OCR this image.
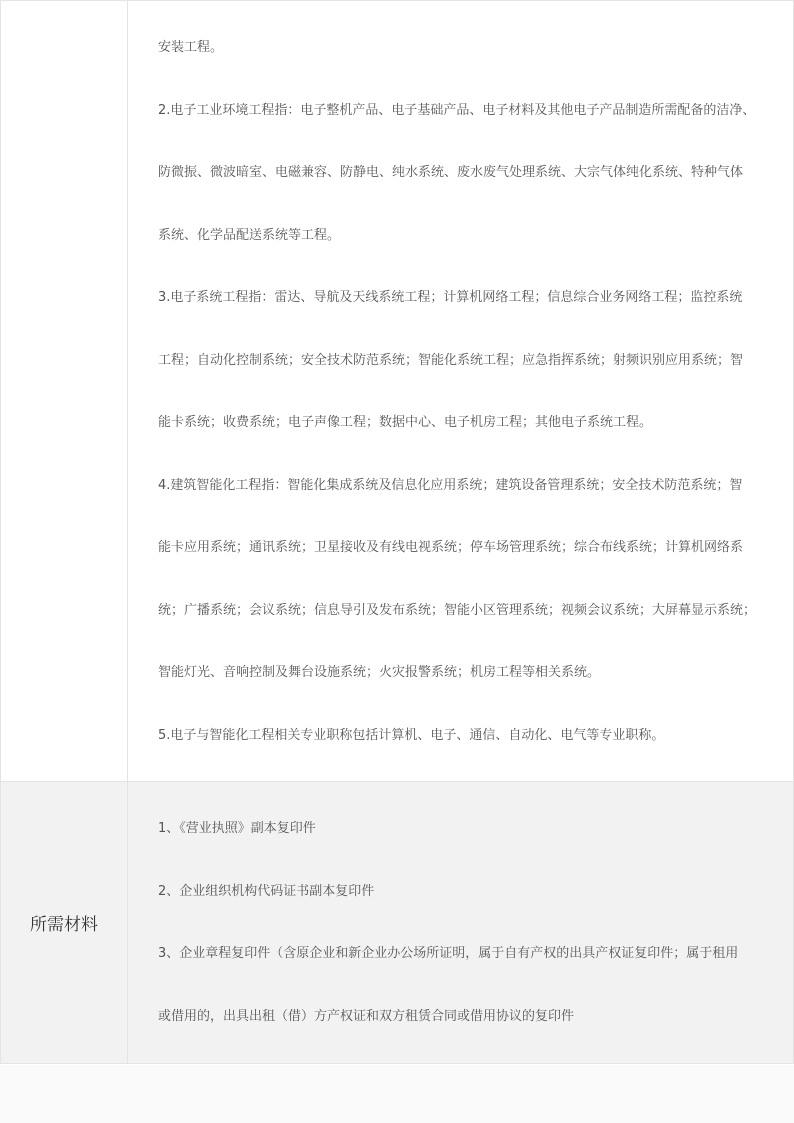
安装工程。

2.电子工业环境工程指：电子整机产品、电子基础产品、电子材料及其他电子产品制造所需配备的洁净、

防微振、微波暗室、电磁兼容、防静电、纯水系统、废水废气处理系统、大宗气体纯化系统、特种气体

系统、化学品配送系统等工程。

3.电子系统工程指：雷达、导航及天线系统工程；计算机网络工程；信息综合业务网络工程；监控系统

工程；自动化控制系统；安全技术防范系统；智能化系统工程；应急指挥系统；射频识别应用系统；智

能卡系统；收费系统；电子声像工程；数据中心、电子机房工程；其他电子系统工程。

4.建筑智能化工程指：智能化集成系统及信息化应用系统；建筑设备管理系统；安全技术防范系统；智

能卡应用系统；通讯系统；卫星接收及有线电视系统；停车场管理系统；综合布线系统；计算机网络系

统；广播系统；会议系统；信息导引及发布系统；智能小区管理系统；视频会议系统；大屏幕显示系统；

智能灯光、音响控制及舞台设施系统；火灾报警系统；机房工程等相关系统。

5.电子与智能化工程相关专业职称包括计算机、电子、通信、自动化、电气等专业职称。

所需材料

1、《营业执照》副本复印件

2、企业组织机构代码证书副本复印件

3、企业章程复印件（含原企业和新企业办公场所证明，属于自有产权的出具产权证复印件；属于租用

或借用的，出具出租（借）方产权证和双方租赁合同或借用协议的复印件
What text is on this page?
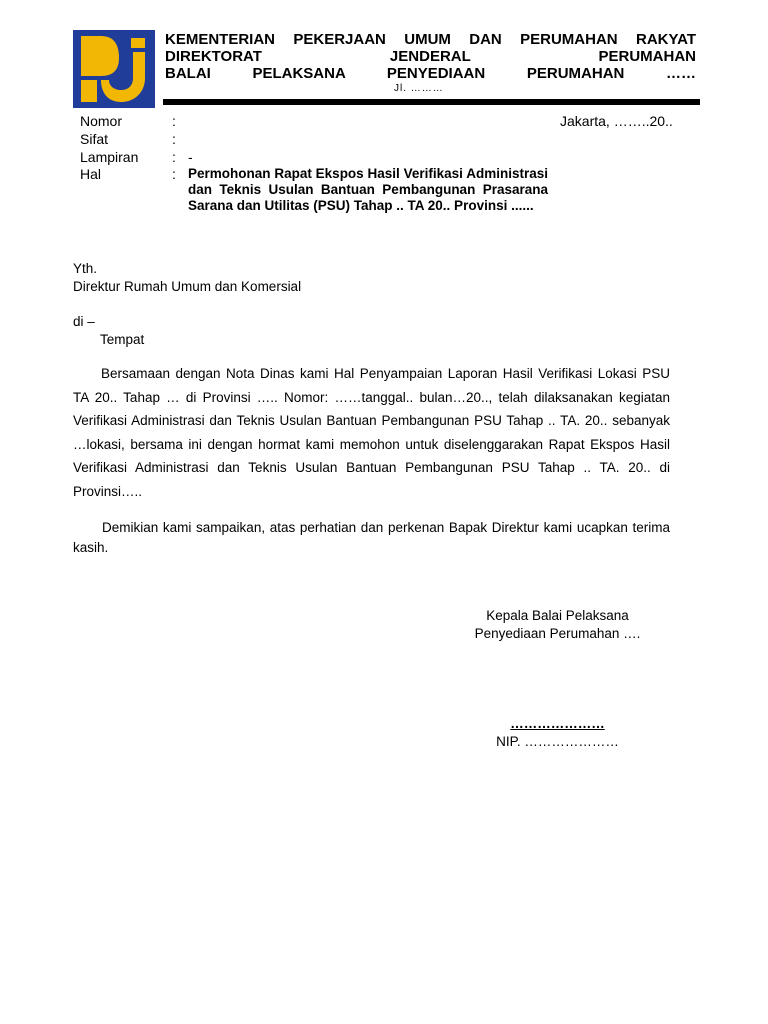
KEMENTERIAN PEKERJAAN UMUM DAN PERUMAHAN RAKYAT
DIREKTORAT JENDERAL PERUMAHAN
BALAI PELAKSANA PENYEDIAAN PERUMAHAN ……
Jl. ………
Nomor	:
Sifat	:
Lampiran : -
Hal	: Permohonan Rapat Ekspos Hasil Verifikasi Administrasi dan Teknis Usulan Bantuan Pembangunan Prasarana Sarana dan Utilitas (PSU) Tahap .. TA 20.. Provinsi ......
Jakarta, ……..20..
Yth.
Direktur Rumah Umum dan Komersial
di –
Tempat
Bersamaan dengan Nota Dinas kami Hal Penyampaian Laporan Hasil Verifikasi Lokasi PSU TA 20.. Tahap … di Provinsi ….. Nomor: ……tanggal.. bulan…20.., telah dilaksanakan kegiatan Verifikasi Administrasi dan Teknis Usulan Bantuan Pembangunan PSU Tahap .. TA. 20.. sebanyak …lokasi, bersama ini dengan hormat kami memohon untuk diselenggarakan Rapat Ekspos Hasil Verifikasi Administrasi dan Teknis Usulan Bantuan Pembangunan PSU Tahap .. TA. 20.. di Provinsi…..
Demikian kami sampaikan, atas perhatian dan perkenan Bapak Direktur kami ucapkan terima kasih.
Kepala Balai Pelaksana
Penyediaan Perumahan ….
…………………
NIP. …………………
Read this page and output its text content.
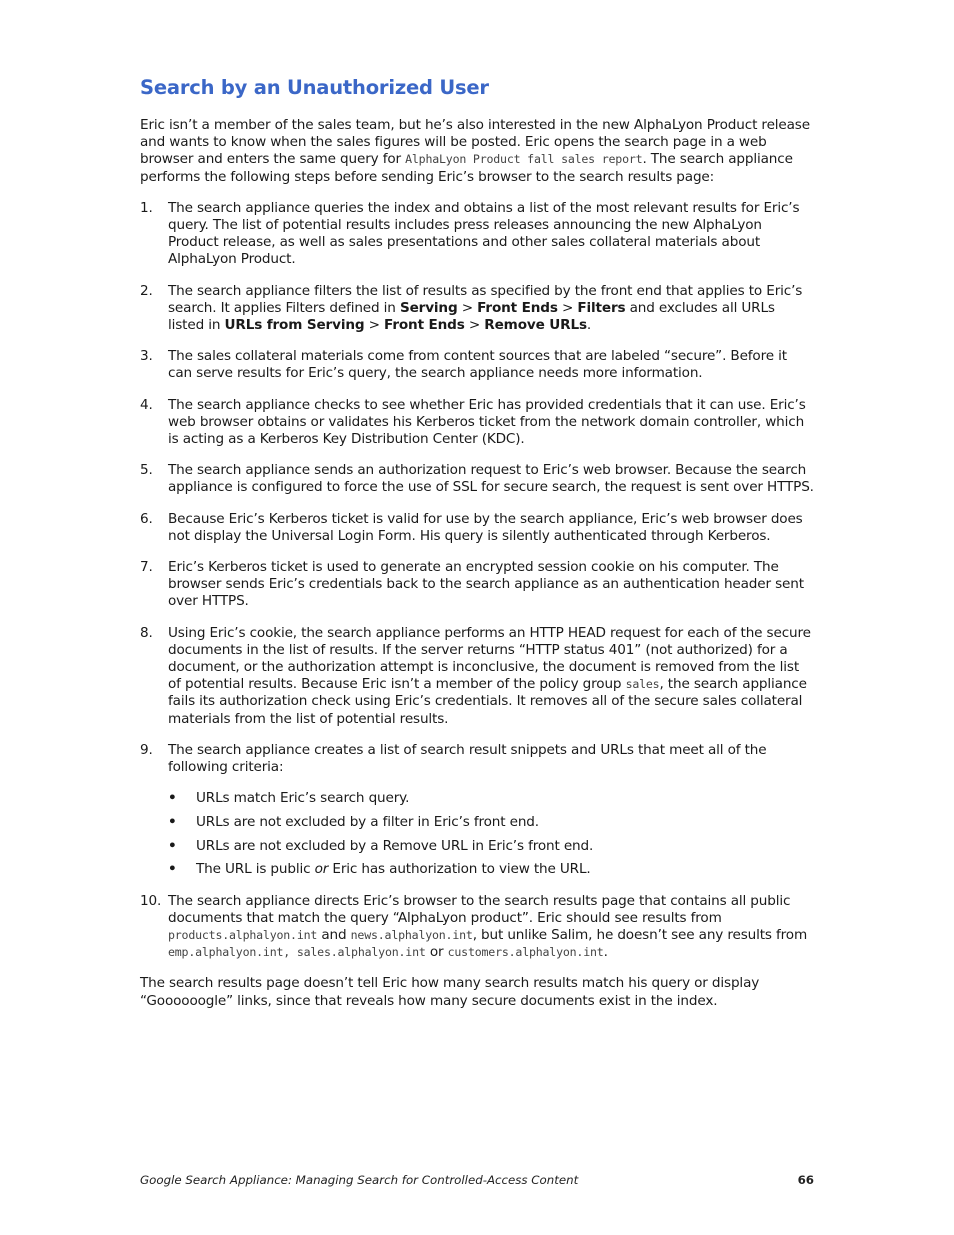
Search by an Unauthorized User

Eric isn’t a member of the sales team, but he’s also interested in the new AlphaLyon Product release and wants to know when the sales figures will be posted. Eric opens the search page in a web browser and enters the same query for AlphaLyon Product fall sales report. The search appliance performs the following steps before sending Eric’s browser to the search results page:

1. The search appliance queries the index and obtains a list of the most relevant results for Eric’s query. The list of potential results includes press releases announcing the new AlphaLyon Product release, as well as sales presentations and other sales collateral materials about AlphaLyon Product.
2. The search appliance filters the list of results as specified by the front end that applies to Eric’s search. It applies Filters defined in Serving > Front Ends > Filters and excludes all URLs listed in URLs from Serving > Front Ends > Remove URLs.
3. The sales collateral materials come from content sources that are labeled “secure”. Before it can serve results for Eric’s query, the search appliance needs more information.
4. The search appliance checks to see whether Eric has provided credentials that it can use. Eric’s web browser obtains or validates his Kerberos ticket from the network domain controller, which is acting as a Kerberos Key Distribution Center (KDC).
5. The search appliance sends an authorization request to Eric’s web browser. Because the search appliance is configured to force the use of SSL for secure search, the request is sent over HTTPS.
6. Because Eric’s Kerberos ticket is valid for use by the search appliance, Eric’s web browser does not display the Universal Login Form. His query is silently authenticated through Kerberos.
7. Eric’s Kerberos ticket is used to generate an encrypted session cookie on his computer. The browser sends Eric’s credentials back to the search appliance as an authentication header sent over HTTPS.
8. Using Eric’s cookie, the search appliance performs an HTTP HEAD request for each of the secure documents in the list of results. If the server returns “HTTP status 401” (not authorized) for a document, or the authorization attempt is inconclusive, the document is removed from the list of potential results. Because Eric isn’t a member of the policy group sales, the search appliance fails its authorization check using Eric’s credentials. It removes all of the secure sales collateral materials from the list of potential results.
9. The search appliance creates a list of search result snippets and URLs that meet all of the following criteria:
• URLs match Eric’s search query.
• URLs are not excluded by a filter in Eric’s front end.
• URLs are not excluded by a Remove URL in Eric’s front end.
• The URL is public or Eric has authorization to view the URL.
10. The search appliance directs Eric’s browser to the search results page that contains all public documents that match the query “AlphaLyon product”. Eric should see results from products.alphalyon.int and news.alphalyon.int, but unlike Salim, he doesn’t see any results from emp.alphalyon.int, sales.alphalyon.int or customers.alphalyon.int.

The search results page doesn’t tell Eric how many search results match his query or display “Goooooogle” links, since that reveals how many secure documents exist in the index.

Google Search Appliance: Managing Search for Controlled-Access Content	66
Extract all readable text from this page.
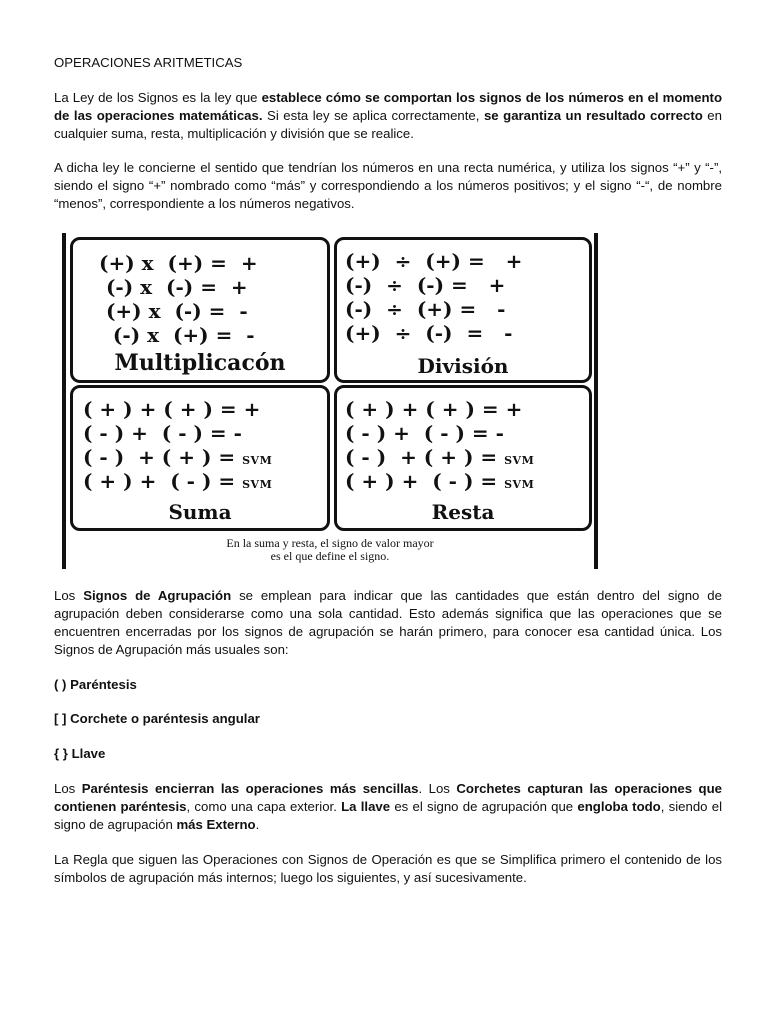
OPERACIONES ARITMETICAS

La Ley de los Signos es la ley que establece cómo se comportan los signos de los números en el momento de las operaciones matemáticas. Si esta ley se aplica correctamente, se garantiza un resultado correcto en cualquier suma, resta, multiplicación y división que se realice.

A dicha ley le concierne el sentido que tendrían los números en una recta numérica, y utiliza los signos “+” y “-”, siendo el signo “+” nombrado como “más” y correspondiendo a los números positivos; y el signo “-“, de nombre “menos”, correspondiente a los números negativos.

(+) x  (+) =  +
(-) x  (-) =  +
(+) x  (-) =  -
(-) x  (+) =  -
Multiplicacón
(+)  ÷  (+) =   +
(-)  ÷  (-) =   +
(-)  ÷  (+) =   -
(+)  ÷  (-)  =   -
División
( + ) + ( + ) = +
( - ) +  ( - ) = -
( - )  + ( + ) = SVM
( + ) +  ( - ) = SVM
Suma
( + ) + ( + ) = +
( - ) +  ( - ) = -
( - )  + ( + ) = SVM
( + ) +  ( - ) = SVM
Resta
En la suma y resta, el signo de valor mayor
es el que define el signo.

Los Signos de Agrupación se emplean para indicar que las cantidades que están dentro del signo de agrupación deben considerarse como una sola cantidad. Esto además significa que las operaciones que se encuentren encerradas por los signos de agrupación se harán primero, para conocer esa cantidad única. Los Signos de Agrupación más usuales son:

( ) Paréntesis

[ ] Corchete o paréntesis angular

{ } Llave

Los Paréntesis encierran las operaciones más sencillas. Los Corchetes capturan las operaciones que contienen paréntesis, como una capa exterior. La llave es el signo de agrupación que engloba todo, siendo el signo de agrupación más Externo.

La Regla que siguen las Operaciones con Signos de Operación es que se Simplifica primero el contenido de los símbolos de agrupación más internos; luego los siguientes, y así sucesivamente.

▸ Task description
Filter the listing for the word "public" and copy every line that holds it.

▸ Answer for the task
• The URL is public or Eric has authorization to view the URL.
10. The search appliance directs Eric’s browser to the search results page that contains all public documents that match the query “AlphaLyon product”. Eric should see results from products.alphalyon.int and news.alphalyon.int, but unlike Salim, he doesn’t see any results from emp.alphalyon.int, sales.alphalyon.int or customers.alphalyon.int.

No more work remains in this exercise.